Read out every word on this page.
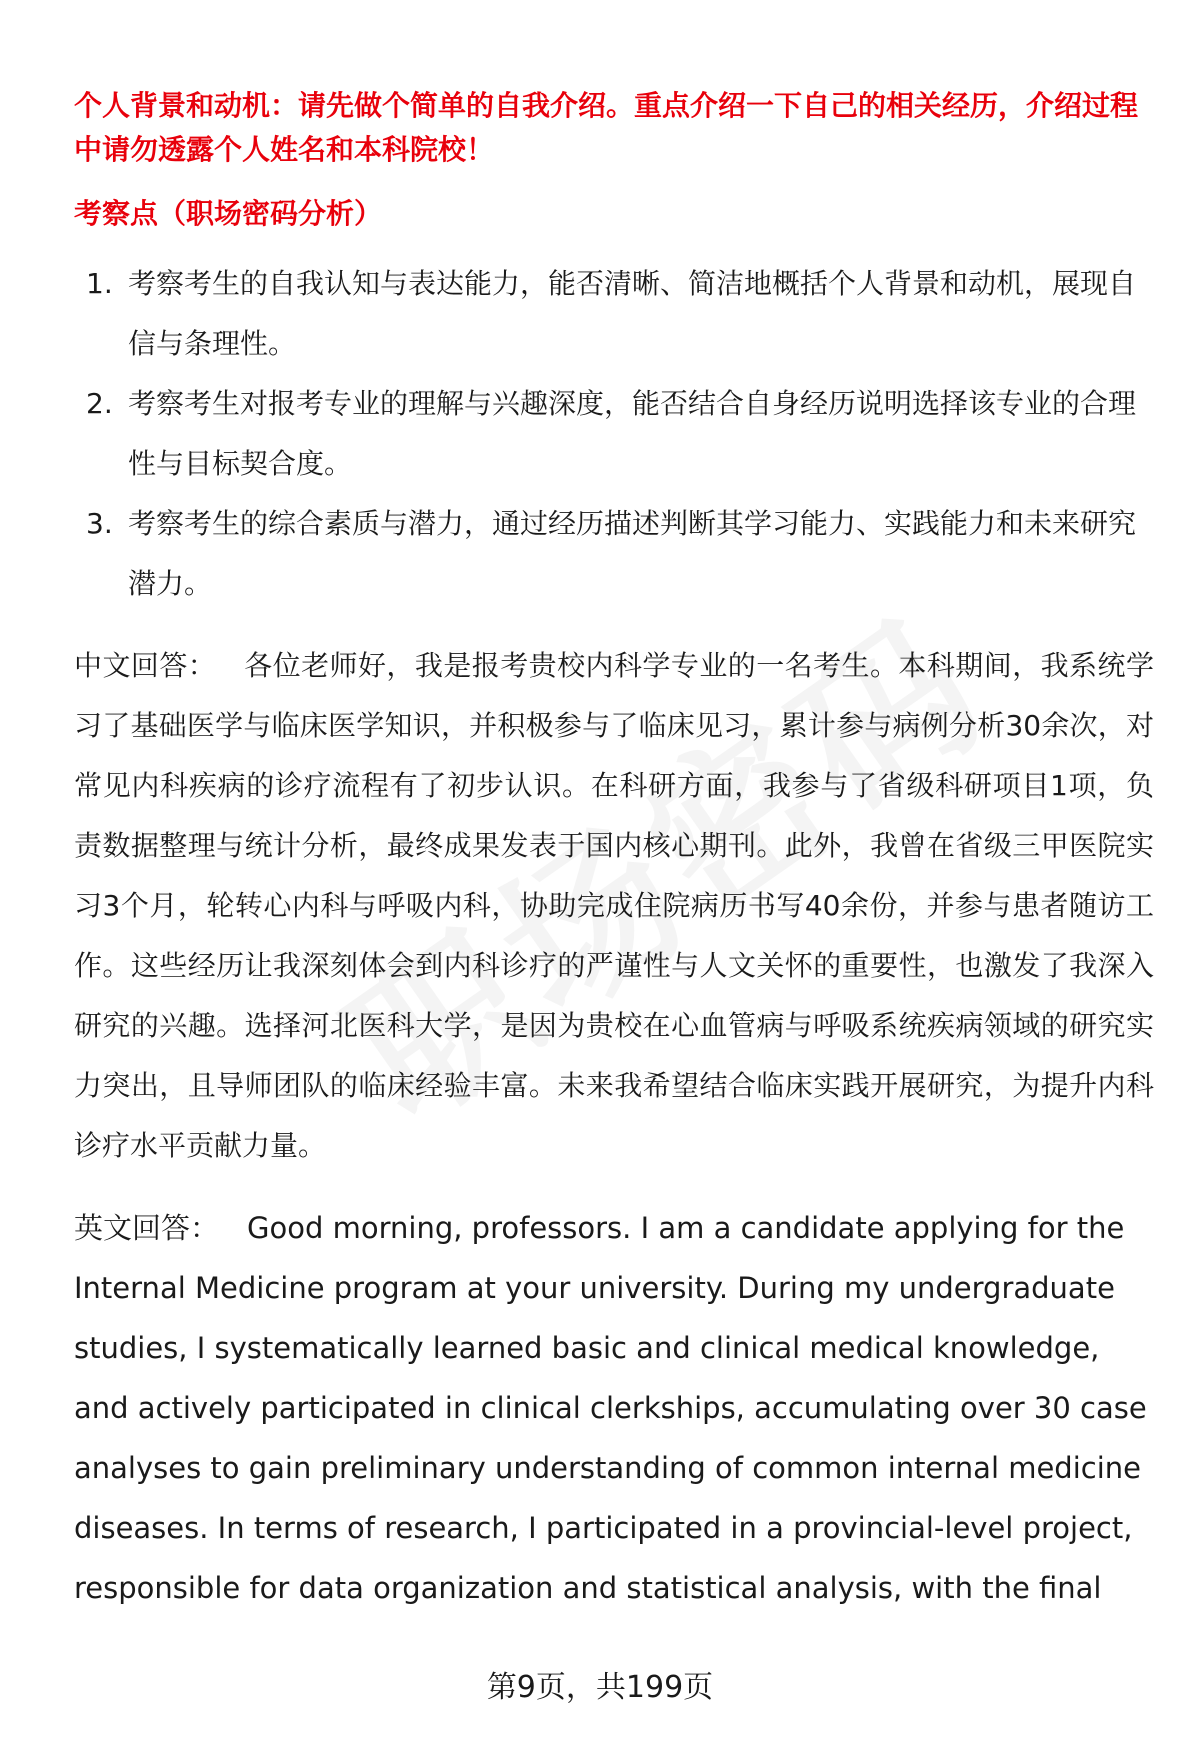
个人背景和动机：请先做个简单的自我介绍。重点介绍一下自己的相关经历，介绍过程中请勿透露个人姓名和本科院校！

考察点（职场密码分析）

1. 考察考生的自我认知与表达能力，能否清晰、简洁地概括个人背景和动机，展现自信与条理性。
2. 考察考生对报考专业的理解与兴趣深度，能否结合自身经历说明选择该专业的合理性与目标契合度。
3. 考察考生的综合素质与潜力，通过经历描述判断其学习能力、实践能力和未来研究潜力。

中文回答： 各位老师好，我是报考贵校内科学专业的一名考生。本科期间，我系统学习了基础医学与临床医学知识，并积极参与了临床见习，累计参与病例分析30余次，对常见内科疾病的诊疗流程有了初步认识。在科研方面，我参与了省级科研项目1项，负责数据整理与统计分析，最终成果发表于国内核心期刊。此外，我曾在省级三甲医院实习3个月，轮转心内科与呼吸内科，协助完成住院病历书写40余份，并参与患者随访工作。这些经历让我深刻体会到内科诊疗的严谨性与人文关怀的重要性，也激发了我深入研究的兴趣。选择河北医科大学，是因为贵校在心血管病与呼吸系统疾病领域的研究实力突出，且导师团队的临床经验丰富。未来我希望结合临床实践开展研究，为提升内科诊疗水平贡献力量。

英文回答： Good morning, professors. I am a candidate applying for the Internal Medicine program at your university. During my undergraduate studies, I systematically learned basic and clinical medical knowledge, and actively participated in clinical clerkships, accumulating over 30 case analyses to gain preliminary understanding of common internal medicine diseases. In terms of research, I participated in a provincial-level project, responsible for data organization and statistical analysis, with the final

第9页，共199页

══════════

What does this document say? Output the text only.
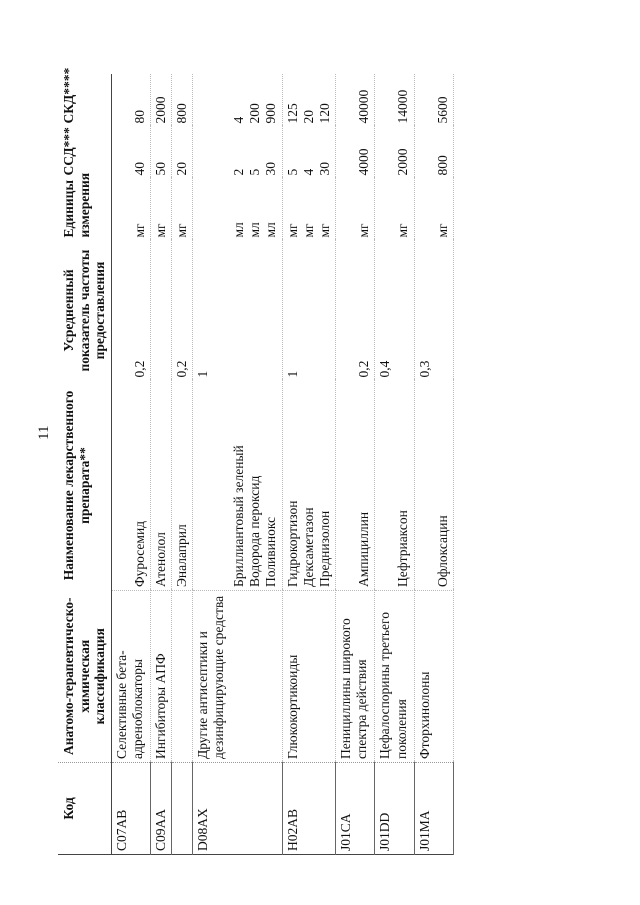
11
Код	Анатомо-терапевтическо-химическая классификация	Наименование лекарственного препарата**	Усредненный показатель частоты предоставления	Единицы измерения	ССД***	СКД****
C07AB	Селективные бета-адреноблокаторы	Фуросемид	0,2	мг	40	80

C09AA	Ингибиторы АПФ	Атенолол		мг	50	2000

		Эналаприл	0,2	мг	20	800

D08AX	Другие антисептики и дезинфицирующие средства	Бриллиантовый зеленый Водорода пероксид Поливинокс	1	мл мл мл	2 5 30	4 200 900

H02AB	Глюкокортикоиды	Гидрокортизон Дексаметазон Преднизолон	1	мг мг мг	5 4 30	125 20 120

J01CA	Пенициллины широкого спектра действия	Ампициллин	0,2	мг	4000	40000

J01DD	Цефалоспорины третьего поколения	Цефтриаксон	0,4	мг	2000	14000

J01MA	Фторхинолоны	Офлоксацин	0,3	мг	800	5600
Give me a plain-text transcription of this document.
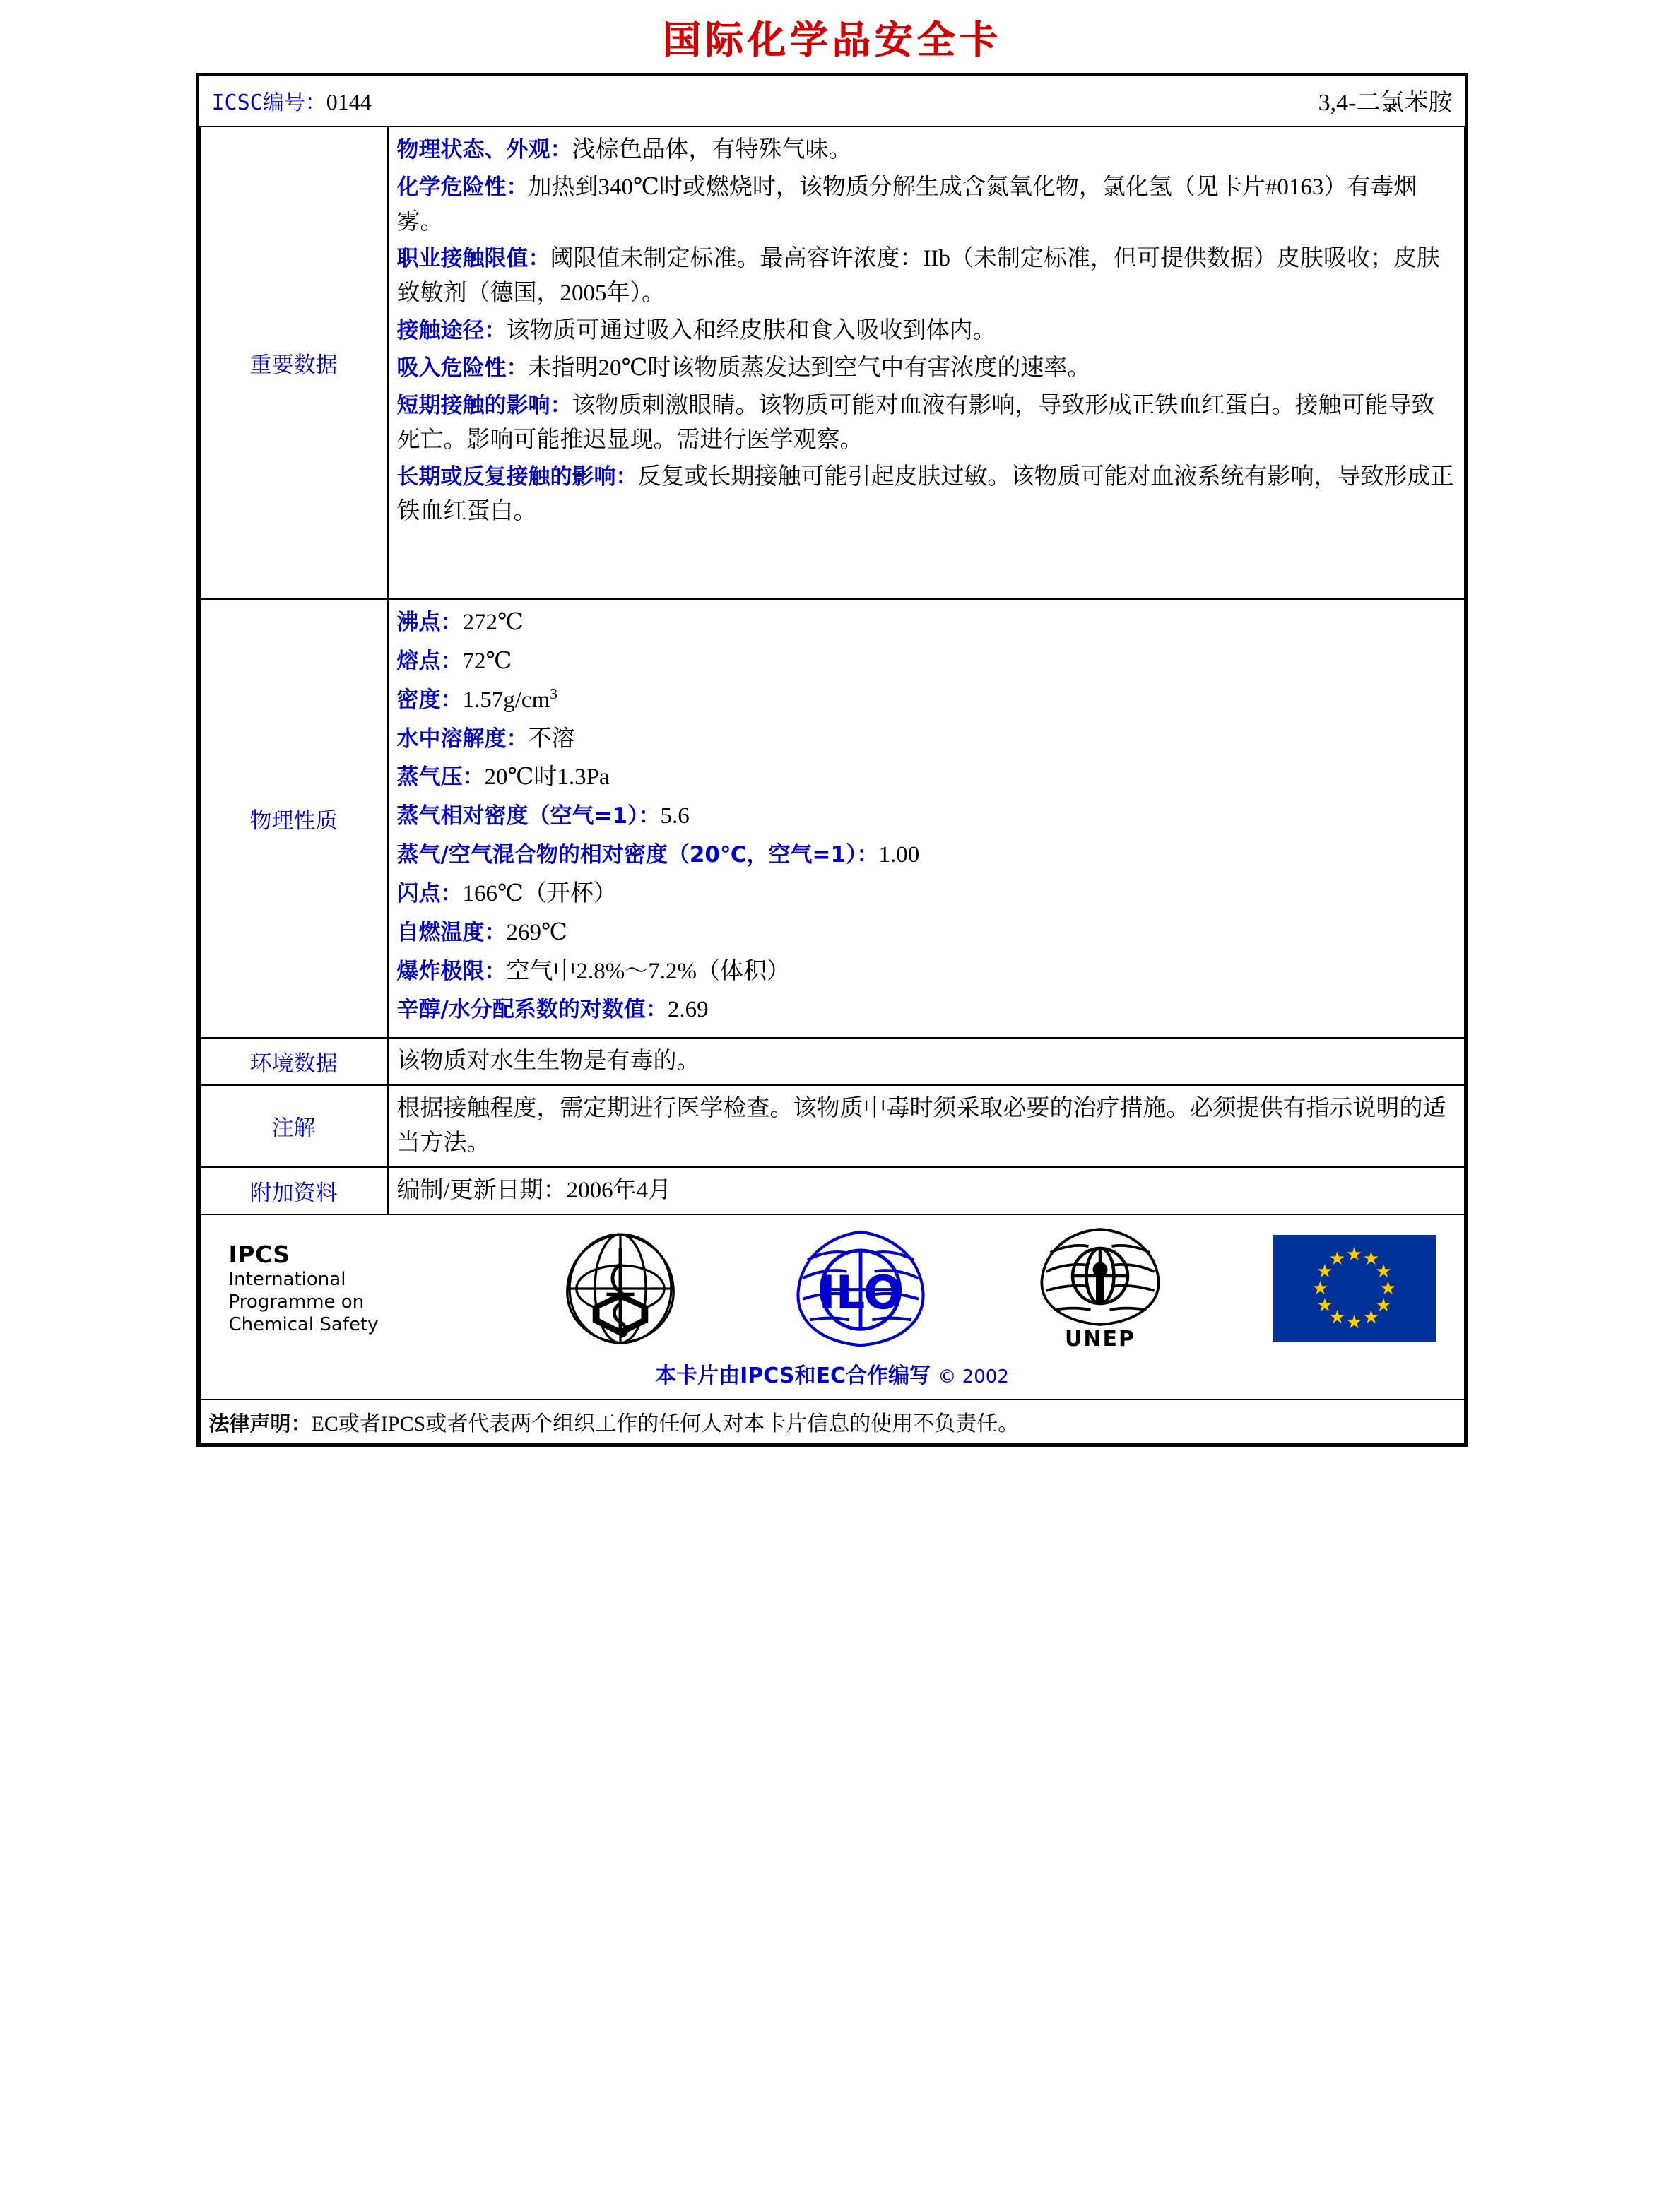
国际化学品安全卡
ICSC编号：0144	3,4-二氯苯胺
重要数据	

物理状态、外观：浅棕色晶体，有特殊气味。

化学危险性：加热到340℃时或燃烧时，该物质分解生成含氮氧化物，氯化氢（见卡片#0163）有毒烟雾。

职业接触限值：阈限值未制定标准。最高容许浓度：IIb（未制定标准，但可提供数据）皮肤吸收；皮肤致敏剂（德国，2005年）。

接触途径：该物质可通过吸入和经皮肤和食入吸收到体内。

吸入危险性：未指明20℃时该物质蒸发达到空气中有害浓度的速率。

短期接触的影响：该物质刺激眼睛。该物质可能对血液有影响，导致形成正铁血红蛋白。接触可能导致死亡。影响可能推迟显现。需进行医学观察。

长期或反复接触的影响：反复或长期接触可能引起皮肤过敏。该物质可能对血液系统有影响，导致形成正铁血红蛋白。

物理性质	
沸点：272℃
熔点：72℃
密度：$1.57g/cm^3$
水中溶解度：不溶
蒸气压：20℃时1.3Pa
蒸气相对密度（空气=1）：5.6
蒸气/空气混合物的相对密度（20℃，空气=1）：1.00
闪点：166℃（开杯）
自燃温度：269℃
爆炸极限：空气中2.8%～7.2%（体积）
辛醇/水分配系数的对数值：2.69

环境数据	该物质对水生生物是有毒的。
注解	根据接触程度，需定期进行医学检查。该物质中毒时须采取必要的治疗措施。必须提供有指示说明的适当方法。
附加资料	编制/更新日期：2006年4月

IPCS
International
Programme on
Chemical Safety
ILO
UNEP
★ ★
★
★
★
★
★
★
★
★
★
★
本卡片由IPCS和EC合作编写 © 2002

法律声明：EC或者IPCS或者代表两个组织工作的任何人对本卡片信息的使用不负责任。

══════════

Given exercise: Find all the lines containing "text" in the material, then copy them.

Complete output:
What does this document say? Output the text only.
Give me a plain-text transcription of this document.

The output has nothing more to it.